Beginning with the line that holds "Decode this image", set down each line of the data below through the very last, exactly as given, and nothing beyond that.

═══ Information given ═══

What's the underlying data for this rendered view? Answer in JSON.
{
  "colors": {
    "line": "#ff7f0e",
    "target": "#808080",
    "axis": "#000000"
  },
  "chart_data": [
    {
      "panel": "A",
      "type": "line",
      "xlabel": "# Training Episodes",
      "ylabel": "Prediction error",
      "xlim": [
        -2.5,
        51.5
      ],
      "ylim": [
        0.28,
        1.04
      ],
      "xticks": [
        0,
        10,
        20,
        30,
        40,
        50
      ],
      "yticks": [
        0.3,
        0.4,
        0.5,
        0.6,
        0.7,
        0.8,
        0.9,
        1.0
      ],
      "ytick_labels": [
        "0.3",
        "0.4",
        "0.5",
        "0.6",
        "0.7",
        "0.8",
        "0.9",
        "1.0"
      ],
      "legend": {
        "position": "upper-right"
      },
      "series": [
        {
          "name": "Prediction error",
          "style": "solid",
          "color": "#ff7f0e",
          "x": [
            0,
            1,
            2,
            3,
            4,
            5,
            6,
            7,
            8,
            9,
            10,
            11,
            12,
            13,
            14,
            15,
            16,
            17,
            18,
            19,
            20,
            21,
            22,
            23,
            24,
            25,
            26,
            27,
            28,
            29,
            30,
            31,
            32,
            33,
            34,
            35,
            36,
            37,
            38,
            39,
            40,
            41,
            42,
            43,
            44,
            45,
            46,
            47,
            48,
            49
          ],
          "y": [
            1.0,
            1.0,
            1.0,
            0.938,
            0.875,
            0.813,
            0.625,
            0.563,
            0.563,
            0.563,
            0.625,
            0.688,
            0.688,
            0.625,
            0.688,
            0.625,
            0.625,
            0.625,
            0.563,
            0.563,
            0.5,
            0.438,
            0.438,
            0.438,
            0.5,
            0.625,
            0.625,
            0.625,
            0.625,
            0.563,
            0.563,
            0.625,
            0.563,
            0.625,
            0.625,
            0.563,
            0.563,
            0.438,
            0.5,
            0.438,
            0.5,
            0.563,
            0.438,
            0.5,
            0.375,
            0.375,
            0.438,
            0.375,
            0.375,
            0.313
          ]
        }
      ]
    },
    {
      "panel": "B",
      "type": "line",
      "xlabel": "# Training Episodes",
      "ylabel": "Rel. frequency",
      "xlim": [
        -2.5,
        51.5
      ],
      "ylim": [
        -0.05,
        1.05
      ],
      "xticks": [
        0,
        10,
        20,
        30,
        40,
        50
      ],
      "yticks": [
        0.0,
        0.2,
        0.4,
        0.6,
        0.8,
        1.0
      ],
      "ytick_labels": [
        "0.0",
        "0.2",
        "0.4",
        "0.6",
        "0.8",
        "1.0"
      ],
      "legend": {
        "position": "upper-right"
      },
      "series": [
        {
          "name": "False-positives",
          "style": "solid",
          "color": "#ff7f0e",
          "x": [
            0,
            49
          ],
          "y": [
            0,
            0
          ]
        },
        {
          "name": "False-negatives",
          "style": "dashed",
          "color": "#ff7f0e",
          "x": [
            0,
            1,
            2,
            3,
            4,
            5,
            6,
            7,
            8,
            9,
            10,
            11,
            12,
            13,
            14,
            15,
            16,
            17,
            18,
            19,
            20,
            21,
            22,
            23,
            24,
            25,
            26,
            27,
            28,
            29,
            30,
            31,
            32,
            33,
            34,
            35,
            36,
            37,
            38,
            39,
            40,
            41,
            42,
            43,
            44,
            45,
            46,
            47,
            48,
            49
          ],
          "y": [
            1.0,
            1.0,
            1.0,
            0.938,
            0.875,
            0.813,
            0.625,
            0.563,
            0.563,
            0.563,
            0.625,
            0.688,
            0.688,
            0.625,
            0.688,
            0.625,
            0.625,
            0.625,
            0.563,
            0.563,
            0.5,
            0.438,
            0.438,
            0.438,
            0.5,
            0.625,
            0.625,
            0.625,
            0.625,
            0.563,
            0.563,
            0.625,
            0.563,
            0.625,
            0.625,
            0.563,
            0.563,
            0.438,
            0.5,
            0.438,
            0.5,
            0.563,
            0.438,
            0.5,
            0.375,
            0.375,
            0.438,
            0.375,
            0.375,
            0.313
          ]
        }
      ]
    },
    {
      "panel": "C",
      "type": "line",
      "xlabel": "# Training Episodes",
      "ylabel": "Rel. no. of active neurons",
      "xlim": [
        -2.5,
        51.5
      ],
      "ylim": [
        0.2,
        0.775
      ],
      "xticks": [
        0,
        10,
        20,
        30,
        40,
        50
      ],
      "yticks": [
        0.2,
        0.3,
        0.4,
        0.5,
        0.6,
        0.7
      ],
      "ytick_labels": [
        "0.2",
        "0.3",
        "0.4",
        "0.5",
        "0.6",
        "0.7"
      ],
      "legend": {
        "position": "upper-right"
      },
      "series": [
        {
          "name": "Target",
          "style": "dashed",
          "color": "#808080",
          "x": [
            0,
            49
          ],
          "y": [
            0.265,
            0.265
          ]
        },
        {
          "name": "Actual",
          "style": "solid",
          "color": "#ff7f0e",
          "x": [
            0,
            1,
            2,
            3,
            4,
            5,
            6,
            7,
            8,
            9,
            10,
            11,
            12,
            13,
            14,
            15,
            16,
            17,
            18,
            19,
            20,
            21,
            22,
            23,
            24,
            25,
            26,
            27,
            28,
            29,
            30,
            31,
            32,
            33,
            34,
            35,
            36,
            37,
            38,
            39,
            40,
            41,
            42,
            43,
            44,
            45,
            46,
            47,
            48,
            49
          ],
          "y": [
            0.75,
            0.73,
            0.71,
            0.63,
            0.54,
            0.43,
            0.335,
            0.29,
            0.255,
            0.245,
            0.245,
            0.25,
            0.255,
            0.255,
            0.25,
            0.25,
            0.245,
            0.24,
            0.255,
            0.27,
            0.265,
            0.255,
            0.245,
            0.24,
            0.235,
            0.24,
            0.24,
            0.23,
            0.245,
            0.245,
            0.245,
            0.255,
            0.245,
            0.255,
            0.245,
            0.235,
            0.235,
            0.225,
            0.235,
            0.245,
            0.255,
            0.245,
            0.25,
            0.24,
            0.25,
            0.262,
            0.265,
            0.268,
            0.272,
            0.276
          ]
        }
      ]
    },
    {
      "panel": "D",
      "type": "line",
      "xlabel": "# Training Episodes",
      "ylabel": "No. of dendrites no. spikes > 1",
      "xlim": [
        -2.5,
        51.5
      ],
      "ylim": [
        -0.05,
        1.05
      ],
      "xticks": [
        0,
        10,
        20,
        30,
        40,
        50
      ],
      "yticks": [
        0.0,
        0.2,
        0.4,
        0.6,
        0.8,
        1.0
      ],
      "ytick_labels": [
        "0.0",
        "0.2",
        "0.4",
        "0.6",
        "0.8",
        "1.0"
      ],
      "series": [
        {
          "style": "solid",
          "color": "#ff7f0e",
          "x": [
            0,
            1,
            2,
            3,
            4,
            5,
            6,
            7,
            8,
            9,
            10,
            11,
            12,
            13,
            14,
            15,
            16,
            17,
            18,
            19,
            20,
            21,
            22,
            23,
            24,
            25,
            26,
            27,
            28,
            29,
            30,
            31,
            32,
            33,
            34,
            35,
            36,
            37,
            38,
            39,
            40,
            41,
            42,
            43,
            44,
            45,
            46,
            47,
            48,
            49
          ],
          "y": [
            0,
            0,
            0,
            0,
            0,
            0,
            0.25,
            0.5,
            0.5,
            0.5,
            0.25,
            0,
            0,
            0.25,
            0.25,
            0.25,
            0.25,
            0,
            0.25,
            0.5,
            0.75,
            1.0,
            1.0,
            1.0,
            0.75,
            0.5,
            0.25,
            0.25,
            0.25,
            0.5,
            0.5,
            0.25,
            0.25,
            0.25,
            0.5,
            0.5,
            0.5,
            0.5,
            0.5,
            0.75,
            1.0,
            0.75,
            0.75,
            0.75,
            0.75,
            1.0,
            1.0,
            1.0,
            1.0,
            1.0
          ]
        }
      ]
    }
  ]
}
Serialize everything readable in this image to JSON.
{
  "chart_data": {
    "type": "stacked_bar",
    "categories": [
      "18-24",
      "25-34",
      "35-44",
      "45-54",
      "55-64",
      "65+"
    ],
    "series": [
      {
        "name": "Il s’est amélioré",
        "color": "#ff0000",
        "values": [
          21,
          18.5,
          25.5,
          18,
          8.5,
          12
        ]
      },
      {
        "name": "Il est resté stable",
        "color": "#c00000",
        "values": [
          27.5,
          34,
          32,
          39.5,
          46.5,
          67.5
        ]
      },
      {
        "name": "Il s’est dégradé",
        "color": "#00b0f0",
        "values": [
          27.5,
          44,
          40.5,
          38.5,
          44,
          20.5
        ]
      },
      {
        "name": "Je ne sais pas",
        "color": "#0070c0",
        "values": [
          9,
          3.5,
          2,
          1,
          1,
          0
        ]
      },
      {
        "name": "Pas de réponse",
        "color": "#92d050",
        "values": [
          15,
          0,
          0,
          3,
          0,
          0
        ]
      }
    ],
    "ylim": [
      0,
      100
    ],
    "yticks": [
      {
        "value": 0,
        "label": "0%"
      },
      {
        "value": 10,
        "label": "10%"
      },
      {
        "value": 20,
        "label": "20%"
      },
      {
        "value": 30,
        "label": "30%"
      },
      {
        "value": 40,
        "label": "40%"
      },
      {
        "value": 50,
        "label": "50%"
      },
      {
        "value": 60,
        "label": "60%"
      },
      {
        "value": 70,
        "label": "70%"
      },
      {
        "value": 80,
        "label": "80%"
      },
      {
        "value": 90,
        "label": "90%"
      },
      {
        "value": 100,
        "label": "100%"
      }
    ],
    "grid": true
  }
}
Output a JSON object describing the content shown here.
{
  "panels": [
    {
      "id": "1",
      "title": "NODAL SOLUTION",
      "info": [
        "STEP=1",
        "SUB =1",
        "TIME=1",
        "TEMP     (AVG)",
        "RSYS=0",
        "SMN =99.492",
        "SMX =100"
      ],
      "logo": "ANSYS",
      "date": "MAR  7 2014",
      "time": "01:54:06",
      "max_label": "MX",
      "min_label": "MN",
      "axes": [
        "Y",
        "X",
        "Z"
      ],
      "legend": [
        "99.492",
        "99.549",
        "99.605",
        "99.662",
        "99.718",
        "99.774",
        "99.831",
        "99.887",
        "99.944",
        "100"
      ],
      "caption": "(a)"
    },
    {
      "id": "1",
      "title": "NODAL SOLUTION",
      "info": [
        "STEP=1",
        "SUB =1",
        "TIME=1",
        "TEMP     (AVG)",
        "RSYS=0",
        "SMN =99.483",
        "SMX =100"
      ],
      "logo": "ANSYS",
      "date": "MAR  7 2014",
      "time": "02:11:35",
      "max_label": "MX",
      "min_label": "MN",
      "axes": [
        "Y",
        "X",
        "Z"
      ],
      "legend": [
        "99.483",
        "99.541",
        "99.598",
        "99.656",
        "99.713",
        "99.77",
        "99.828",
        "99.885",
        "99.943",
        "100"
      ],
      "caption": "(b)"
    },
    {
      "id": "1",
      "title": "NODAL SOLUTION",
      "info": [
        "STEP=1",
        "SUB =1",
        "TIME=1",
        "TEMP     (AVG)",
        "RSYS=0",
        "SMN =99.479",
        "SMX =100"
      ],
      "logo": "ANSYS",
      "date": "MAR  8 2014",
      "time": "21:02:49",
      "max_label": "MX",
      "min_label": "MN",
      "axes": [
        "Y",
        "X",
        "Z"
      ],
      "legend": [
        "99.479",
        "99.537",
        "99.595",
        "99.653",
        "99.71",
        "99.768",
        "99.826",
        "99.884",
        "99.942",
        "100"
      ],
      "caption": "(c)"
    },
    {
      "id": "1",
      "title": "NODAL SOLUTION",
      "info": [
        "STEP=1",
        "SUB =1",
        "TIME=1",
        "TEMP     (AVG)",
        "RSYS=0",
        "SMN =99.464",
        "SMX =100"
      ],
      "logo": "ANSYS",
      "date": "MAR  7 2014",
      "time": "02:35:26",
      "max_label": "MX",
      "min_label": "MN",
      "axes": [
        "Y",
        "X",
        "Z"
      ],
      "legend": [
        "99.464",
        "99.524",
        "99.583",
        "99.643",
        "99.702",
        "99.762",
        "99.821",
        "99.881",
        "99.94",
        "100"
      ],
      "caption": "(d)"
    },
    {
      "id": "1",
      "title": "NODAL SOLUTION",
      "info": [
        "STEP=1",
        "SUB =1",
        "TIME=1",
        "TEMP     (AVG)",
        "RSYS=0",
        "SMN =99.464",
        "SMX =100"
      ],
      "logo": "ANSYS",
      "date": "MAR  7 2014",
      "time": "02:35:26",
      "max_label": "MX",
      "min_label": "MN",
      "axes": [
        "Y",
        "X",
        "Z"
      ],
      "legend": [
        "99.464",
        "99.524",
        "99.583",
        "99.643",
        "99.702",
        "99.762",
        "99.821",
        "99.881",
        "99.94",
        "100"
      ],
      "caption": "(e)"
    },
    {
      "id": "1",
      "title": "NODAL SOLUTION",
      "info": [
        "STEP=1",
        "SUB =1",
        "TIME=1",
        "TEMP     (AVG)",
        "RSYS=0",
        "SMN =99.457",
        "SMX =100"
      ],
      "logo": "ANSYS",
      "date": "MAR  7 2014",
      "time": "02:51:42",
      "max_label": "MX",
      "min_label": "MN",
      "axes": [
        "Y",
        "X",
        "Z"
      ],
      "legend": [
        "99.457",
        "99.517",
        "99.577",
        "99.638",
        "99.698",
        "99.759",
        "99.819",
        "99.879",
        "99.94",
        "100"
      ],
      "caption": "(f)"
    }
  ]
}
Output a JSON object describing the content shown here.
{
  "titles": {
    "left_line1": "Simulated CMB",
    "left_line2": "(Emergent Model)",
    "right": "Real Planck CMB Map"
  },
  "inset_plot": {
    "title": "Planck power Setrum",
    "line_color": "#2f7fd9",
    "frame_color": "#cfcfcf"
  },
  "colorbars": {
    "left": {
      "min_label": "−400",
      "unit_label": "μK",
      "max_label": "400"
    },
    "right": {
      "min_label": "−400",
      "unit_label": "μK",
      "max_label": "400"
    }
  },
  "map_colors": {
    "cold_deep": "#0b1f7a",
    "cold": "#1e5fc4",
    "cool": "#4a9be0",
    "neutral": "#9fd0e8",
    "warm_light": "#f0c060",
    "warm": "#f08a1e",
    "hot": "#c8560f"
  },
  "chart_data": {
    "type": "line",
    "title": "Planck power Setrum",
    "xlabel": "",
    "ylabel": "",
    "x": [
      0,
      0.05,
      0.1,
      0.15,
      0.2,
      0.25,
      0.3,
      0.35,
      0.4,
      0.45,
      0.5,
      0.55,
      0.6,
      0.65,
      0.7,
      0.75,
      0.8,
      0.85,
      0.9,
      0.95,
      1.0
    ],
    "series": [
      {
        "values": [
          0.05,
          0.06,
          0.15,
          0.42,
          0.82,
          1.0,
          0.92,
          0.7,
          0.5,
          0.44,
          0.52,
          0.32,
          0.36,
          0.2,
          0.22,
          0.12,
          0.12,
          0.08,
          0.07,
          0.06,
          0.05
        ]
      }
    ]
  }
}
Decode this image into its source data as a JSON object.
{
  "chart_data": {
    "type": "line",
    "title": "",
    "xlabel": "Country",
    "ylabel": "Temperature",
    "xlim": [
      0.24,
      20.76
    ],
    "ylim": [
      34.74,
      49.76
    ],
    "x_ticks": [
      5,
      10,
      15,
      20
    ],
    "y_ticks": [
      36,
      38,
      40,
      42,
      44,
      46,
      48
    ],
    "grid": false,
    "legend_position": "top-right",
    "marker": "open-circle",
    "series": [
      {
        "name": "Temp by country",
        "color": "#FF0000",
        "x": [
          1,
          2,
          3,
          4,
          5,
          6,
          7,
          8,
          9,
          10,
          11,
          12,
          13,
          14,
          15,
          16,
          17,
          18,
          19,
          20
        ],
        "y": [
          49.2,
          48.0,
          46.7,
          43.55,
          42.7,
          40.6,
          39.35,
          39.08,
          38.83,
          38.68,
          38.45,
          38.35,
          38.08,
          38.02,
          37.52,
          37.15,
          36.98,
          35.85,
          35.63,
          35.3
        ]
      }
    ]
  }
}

═══

§ **Problem solution**:
Decode this image into its source data as a JSON object.
{
  "chart_data": {
    "type": "line",
    "title": "",
    "xlabel": "Country",
    "ylabel": "Temperature",
    "xlim": [
      0.24,
      20.76
    ],
    "ylim": [
      34.74,
      49.76
    ],
    "x_ticks": [
      5,
      10,
      15,
      20
    ],
    "y_ticks": [
      36,
      38,
      40,
      42,
      44,
      46,
      48
    ],
    "grid": false,
    "legend_position": "top-right",
    "marker": "open-circle",
    "series": [
      {
        "name": "Temp by country",
        "color": "#FF0000",
        "x": [
          1,
          2,
          3,
          4,
          5,
          6,
          7,
          8,
          9,
          10,
          11,
          12,
          13,
          14,
          15,
          16,
          17,
          18,
          19,
          20
        ],
        "y": [
          49.2,
          48.0,
          46.7,
          43.55,
          42.7,
          40.6,
          39.35,
          39.08,
          38.83,
          38.68,
          38.45,
          38.35,
          38.08,
          38.02,
          37.52,
          37.15,
          36.98,
          35.85,
          35.63,
          35.3
        ]
      }
    ]
  }
}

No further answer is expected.